Information provided —
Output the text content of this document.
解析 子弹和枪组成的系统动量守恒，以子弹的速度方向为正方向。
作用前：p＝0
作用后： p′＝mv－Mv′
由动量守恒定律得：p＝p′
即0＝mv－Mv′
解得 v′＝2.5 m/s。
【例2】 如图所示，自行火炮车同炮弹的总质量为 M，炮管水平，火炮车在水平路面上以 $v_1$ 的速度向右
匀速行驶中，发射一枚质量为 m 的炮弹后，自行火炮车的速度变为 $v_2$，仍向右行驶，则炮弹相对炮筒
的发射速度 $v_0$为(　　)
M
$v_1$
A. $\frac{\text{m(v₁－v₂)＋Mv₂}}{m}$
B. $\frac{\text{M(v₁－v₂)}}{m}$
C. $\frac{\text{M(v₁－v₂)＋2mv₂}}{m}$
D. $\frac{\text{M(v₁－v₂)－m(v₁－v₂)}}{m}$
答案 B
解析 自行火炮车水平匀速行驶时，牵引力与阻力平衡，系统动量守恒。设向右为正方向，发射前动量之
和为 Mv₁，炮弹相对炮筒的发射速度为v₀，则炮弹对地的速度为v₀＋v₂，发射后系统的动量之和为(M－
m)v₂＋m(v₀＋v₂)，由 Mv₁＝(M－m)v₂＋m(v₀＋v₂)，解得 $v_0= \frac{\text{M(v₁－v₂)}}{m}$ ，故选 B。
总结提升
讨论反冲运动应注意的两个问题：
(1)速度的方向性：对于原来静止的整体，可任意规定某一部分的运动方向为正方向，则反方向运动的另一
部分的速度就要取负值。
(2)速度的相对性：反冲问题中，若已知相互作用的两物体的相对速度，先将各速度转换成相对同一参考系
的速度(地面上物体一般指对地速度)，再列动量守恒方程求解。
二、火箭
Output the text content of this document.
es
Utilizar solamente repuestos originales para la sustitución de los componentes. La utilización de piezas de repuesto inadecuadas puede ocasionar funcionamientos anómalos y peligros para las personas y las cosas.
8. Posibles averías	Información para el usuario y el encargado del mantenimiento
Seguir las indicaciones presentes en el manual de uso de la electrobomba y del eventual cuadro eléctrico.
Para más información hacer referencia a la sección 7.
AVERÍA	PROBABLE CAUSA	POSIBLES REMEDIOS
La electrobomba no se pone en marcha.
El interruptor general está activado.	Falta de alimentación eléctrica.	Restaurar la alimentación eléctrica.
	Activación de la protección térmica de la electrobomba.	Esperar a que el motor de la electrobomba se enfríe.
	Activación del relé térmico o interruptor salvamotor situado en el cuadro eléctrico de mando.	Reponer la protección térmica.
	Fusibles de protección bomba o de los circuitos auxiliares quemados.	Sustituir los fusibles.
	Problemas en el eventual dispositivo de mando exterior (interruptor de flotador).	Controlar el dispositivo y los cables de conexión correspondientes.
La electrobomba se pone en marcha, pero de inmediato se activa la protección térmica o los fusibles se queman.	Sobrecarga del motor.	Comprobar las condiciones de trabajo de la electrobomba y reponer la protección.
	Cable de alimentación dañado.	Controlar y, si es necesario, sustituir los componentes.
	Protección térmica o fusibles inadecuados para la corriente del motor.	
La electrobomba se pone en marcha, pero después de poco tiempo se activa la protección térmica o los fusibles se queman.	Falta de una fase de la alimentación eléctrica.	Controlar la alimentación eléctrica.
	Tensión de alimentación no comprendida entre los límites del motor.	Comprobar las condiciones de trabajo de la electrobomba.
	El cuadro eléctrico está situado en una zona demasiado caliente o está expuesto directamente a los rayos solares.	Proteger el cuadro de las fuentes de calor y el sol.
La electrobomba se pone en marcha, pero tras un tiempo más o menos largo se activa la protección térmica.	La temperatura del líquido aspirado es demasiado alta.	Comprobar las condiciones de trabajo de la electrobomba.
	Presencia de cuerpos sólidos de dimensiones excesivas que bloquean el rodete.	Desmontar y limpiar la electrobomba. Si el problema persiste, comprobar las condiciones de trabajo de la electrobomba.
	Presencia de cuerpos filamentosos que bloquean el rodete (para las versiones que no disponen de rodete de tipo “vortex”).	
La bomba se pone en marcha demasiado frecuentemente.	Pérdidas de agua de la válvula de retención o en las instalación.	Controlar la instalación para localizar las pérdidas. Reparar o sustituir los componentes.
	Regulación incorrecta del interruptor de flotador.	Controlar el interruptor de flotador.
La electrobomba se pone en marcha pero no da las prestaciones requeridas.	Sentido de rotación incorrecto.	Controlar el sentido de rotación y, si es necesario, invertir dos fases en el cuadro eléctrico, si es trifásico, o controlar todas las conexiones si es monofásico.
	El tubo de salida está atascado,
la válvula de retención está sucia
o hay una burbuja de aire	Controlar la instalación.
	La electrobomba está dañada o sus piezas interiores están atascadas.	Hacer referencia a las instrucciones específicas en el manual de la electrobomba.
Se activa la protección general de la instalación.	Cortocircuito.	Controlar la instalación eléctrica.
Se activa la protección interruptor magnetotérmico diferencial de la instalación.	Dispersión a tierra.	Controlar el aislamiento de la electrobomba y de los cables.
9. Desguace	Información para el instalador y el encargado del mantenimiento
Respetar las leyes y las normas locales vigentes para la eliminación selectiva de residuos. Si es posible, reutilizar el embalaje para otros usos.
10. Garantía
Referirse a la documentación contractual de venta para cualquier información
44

Written problem —
Copy the material above verbatim.

Complete answer —
Output the text content of this document.
解析 子弹和枪组成的系统动量守恒，以子弹的速度方向为正方向。
作用前：p＝0
作用后： p′＝mv－Mv′
由动量守恒定律得：p＝p′
即0＝mv－Mv′
解得 v′＝2.5 m/s。
【例2】 如图所示，自行火炮车同炮弹的总质量为 M，炮管水平，火炮车在水平路面上以 $v_1$ 的速度向右
匀速行驶中，发射一枚质量为 m 的炮弹后，自行火炮车的速度变为 $v_2$，仍向右行驶，则炮弹相对炮筒
的发射速度 $v_0$为(　　)
M
$v_1$
A. $\frac{\text{m(v₁－v₂)＋Mv₂}}{m}$
B. $\frac{\text{M(v₁－v₂)}}{m}$
C. $\frac{\text{M(v₁－v₂)＋2mv₂}}{m}$
D. $\frac{\text{M(v₁－v₂)－m(v₁－v₂)}}{m}$
答案 B
解析 自行火炮车水平匀速行驶时，牵引力与阻力平衡，系统动量守恒。设向右为正方向，发射前动量之
和为 Mv₁，炮弹相对炮筒的发射速度为v₀，则炮弹对地的速度为v₀＋v₂，发射后系统的动量之和为(M－
m)v₂＋m(v₀＋v₂)，由 Mv₁＝(M－m)v₂＋m(v₀＋v₂)，解得 $v_0= \frac{\text{M(v₁－v₂)}}{m}$ ，故选 B。
总结提升
讨论反冲运动应注意的两个问题：
(1)速度的方向性：对于原来静止的整体，可任意规定某一部分的运动方向为正方向，则反方向运动的另一
部分的速度就要取负值。
(2)速度的相对性：反冲问题中，若已知相互作用的两物体的相对速度，先将各速度转换成相对同一参考系
的速度(地面上物体一般指对地速度)，再列动量守恒方程求解。
二、火箭
Output the text content of this document.
es
Utilizar solamente repuestos originales para la sustitución de los componentes. La utilización de piezas de repuesto inadecuadas puede ocasionar funcionamientos anómalos y peligros para las personas y las cosas.
8. Posibles averías	Información para el usuario y el encargado del mantenimiento
Seguir las indicaciones presentes en el manual de uso de la electrobomba y del eventual cuadro eléctrico.
Para más información hacer referencia a la sección 7.
AVERÍA	PROBABLE CAUSA	POSIBLES REMEDIOS
La electrobomba no se pone en marcha.
El interruptor general está activado.	Falta de alimentación eléctrica.	Restaurar la alimentación eléctrica.
	Activación de la protección térmica de la electrobomba.	Esperar a que el motor de la electrobomba se enfríe.
	Activación del relé térmico o interruptor salvamotor situado en el cuadro eléctrico de mando.	Reponer la protección térmica.
	Fusibles de protección bomba o de los circuitos auxiliares quemados.	Sustituir los fusibles.
	Problemas en el eventual dispositivo de mando exterior (interruptor de flotador).	Controlar el dispositivo y los cables de conexión correspondientes.
La electrobomba se pone en marcha, pero de inmediato se activa la protección térmica o los fusibles se queman.	Sobrecarga del motor.	Comprobar las condiciones de trabajo de la electrobomba y reponer la protección.
	Cable de alimentación dañado.	Controlar y, si es necesario, sustituir los componentes.
	Protección térmica o fusibles inadecuados para la corriente del motor.	
La electrobomba se pone en marcha, pero después de poco tiempo se activa la protección térmica o los fusibles se queman.	Falta de una fase de la alimentación eléctrica.	Controlar la alimentación eléctrica.
	Tensión de alimentación no comprendida entre los límites del motor.	Comprobar las condiciones de trabajo de la electrobomba.
	El cuadro eléctrico está situado en una zona demasiado caliente o está expuesto directamente a los rayos solares.	Proteger el cuadro de las fuentes de calor y el sol.
La electrobomba se pone en marcha, pero tras un tiempo más o menos largo se activa la protección térmica.	La temperatura del líquido aspirado es demasiado alta.	Comprobar las condiciones de trabajo de la electrobomba.
	Presencia de cuerpos sólidos de dimensiones excesivas que bloquean el rodete.	Desmontar y limpiar la electrobomba. Si el problema persiste, comprobar las condiciones de trabajo de la electrobomba.
	Presencia de cuerpos filamentosos que bloquean el rodete (para las versiones que no disponen de rodete de tipo “vortex”).	
La bomba se pone en marcha demasiado frecuentemente.	Pérdidas de agua de la válvula de retención o en las instalación.	Controlar la instalación para localizar las pérdidas. Reparar o sustituir los componentes.
	Regulación incorrecta del interruptor de flotador.	Controlar el interruptor de flotador.
La electrobomba se pone en marcha pero no da las prestaciones requeridas.	Sentido de rotación incorrecto.	Controlar el sentido de rotación y, si es necesario, invertir dos fases en el cuadro eléctrico, si es trifásico, o controlar todas las conexiones si es monofásico.
	El tubo de salida está atascado,
la válvula de retención está sucia
o hay una burbuja de aire	Controlar la instalación.
	La electrobomba está dañada o sus piezas interiores están atascadas.	Hacer referencia a las instrucciones específicas en el manual de la electrobomba.
Se activa la protección general de la instalación.	Cortocircuito.	Controlar la instalación eléctrica.
Se activa la protección interruptor magnetotérmico diferencial de la instalación.	Dispersión a tierra.	Controlar el aislamiento de la electrobomba y de los cables.
9. Desguace	Información para el instalador y el encargado del mantenimiento
Respetar las leyes y las normas locales vigentes para la eliminación selectiva de residuos. Si es posible, reutilizar el embalaje para otros usos.
10. Garantía
Referirse a la documentación contractual de venta para cualquier información
44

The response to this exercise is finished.